== Given task ==
Write out every record in full, exactly as written, please.

== Provided records ==
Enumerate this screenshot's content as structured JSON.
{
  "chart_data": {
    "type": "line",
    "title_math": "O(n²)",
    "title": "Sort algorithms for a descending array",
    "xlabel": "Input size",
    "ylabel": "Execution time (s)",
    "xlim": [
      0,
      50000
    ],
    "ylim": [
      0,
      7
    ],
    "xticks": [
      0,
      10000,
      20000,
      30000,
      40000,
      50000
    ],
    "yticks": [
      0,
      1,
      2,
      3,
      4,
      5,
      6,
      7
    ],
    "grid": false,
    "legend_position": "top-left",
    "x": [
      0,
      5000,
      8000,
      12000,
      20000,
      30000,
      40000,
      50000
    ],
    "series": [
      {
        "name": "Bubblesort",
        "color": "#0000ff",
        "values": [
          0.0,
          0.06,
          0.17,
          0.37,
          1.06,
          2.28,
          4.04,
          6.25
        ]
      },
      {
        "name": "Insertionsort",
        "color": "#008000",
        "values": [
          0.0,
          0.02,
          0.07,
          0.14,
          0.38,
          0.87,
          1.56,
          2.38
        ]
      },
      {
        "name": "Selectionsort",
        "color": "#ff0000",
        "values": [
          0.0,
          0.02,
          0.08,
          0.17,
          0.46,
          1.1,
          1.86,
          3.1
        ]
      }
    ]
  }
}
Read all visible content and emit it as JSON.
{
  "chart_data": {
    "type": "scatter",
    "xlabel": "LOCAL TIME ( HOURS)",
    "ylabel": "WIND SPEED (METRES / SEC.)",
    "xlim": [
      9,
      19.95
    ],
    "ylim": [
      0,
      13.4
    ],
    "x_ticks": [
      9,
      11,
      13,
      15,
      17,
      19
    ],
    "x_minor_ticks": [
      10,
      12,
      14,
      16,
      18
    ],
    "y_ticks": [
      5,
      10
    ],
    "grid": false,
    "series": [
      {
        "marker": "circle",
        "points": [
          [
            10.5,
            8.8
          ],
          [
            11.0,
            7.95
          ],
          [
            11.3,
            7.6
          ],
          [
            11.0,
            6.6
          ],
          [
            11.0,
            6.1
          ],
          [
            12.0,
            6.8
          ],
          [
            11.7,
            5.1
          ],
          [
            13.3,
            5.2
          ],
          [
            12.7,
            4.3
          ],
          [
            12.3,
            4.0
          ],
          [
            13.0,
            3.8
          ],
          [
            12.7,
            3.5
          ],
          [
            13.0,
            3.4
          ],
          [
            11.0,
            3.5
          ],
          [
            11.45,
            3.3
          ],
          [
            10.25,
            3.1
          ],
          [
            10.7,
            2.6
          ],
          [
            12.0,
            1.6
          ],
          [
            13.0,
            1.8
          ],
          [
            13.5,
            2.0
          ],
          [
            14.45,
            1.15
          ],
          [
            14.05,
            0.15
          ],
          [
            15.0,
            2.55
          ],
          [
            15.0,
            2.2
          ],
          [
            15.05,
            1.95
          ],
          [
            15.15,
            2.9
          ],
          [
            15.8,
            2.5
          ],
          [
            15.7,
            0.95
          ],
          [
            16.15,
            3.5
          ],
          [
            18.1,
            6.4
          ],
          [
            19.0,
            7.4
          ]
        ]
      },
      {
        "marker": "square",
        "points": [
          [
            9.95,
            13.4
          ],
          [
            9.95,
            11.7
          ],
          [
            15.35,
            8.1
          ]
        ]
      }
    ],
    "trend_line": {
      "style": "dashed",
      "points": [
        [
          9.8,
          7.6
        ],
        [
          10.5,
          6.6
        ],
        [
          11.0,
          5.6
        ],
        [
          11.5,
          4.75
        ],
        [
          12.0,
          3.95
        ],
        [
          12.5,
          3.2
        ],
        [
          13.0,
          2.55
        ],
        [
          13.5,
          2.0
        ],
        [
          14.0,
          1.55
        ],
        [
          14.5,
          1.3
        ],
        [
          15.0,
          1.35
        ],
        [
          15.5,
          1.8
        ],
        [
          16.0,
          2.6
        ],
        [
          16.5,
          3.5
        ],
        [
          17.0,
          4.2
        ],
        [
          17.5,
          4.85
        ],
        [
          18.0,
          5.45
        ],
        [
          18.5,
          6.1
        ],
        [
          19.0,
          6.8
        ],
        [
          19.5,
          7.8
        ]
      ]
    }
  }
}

== Answer ==
Enumerate this screenshot's content as structured JSON.
{
  "chart_data": {
    "type": "line",
    "title_math": "O(n²)",
    "title": "Sort algorithms for a descending array",
    "xlabel": "Input size",
    "ylabel": "Execution time (s)",
    "xlim": [
      0,
      50000
    ],
    "ylim": [
      0,
      7
    ],
    "xticks": [
      0,
      10000,
      20000,
      30000,
      40000,
      50000
    ],
    "yticks": [
      0,
      1,
      2,
      3,
      4,
      5,
      6,
      7
    ],
    "grid": false,
    "legend_position": "top-left",
    "x": [
      0,
      5000,
      8000,
      12000,
      20000,
      30000,
      40000,
      50000
    ],
    "series": [
      {
        "name": "Bubblesort",
        "color": "#0000ff",
        "values": [
          0.0,
          0.06,
          0.17,
          0.37,
          1.06,
          2.28,
          4.04,
          6.25
        ]
      },
      {
        "name": "Insertionsort",
        "color": "#008000",
        "values": [
          0.0,
          0.02,
          0.07,
          0.14,
          0.38,
          0.87,
          1.56,
          2.38
        ]
      },
      {
        "name": "Selectionsort",
        "color": "#ff0000",
        "values": [
          0.0,
          0.02,
          0.08,
          0.17,
          0.46,
          1.1,
          1.86,
          3.1
        ]
      }
    ]
  }
}
Read all visible content and emit it as JSON.
{
  "chart_data": {
    "type": "scatter",
    "xlabel": "LOCAL TIME ( HOURS)",
    "ylabel": "WIND SPEED (METRES / SEC.)",
    "xlim": [
      9,
      19.95
    ],
    "ylim": [
      0,
      13.4
    ],
    "x_ticks": [
      9,
      11,
      13,
      15,
      17,
      19
    ],
    "x_minor_ticks": [
      10,
      12,
      14,
      16,
      18
    ],
    "y_ticks": [
      5,
      10
    ],
    "grid": false,
    "series": [
      {
        "marker": "circle",
        "points": [
          [
            10.5,
            8.8
          ],
          [
            11.0,
            7.95
          ],
          [
            11.3,
            7.6
          ],
          [
            11.0,
            6.6
          ],
          [
            11.0,
            6.1
          ],
          [
            12.0,
            6.8
          ],
          [
            11.7,
            5.1
          ],
          [
            13.3,
            5.2
          ],
          [
            12.7,
            4.3
          ],
          [
            12.3,
            4.0
          ],
          [
            13.0,
            3.8
          ],
          [
            12.7,
            3.5
          ],
          [
            13.0,
            3.4
          ],
          [
            11.0,
            3.5
          ],
          [
            11.45,
            3.3
          ],
          [
            10.25,
            3.1
          ],
          [
            10.7,
            2.6
          ],
          [
            12.0,
            1.6
          ],
          [
            13.0,
            1.8
          ],
          [
            13.5,
            2.0
          ],
          [
            14.45,
            1.15
          ],
          [
            14.05,
            0.15
          ],
          [
            15.0,
            2.55
          ],
          [
            15.0,
            2.2
          ],
          [
            15.05,
            1.95
          ],
          [
            15.15,
            2.9
          ],
          [
            15.8,
            2.5
          ],
          [
            15.7,
            0.95
          ],
          [
            16.15,
            3.5
          ],
          [
            18.1,
            6.4
          ],
          [
            19.0,
            7.4
          ]
        ]
      },
      {
        "marker": "square",
        "points": [
          [
            9.95,
            13.4
          ],
          [
            9.95,
            11.7
          ],
          [
            15.35,
            8.1
          ]
        ]
      }
    ],
    "trend_line": {
      "style": "dashed",
      "points": [
        [
          9.8,
          7.6
        ],
        [
          10.5,
          6.6
        ],
        [
          11.0,
          5.6
        ],
        [
          11.5,
          4.75
        ],
        [
          12.0,
          3.95
        ],
        [
          12.5,
          3.2
        ],
        [
          13.0,
          2.55
        ],
        [
          13.5,
          2.0
        ],
        [
          14.0,
          1.55
        ],
        [
          14.5,
          1.3
        ],
        [
          15.0,
          1.35
        ],
        [
          15.5,
          1.8
        ],
        [
          16.0,
          2.6
        ],
        [
          16.5,
          3.5
        ],
        [
          17.0,
          4.2
        ],
        [
          17.5,
          4.85
        ],
        [
          18.0,
          5.45
        ],
        [
          18.5,
          6.1
        ],
        [
          19.0,
          6.8
        ],
        [
          19.5,
          7.8
        ]
      ]
    }
  }
}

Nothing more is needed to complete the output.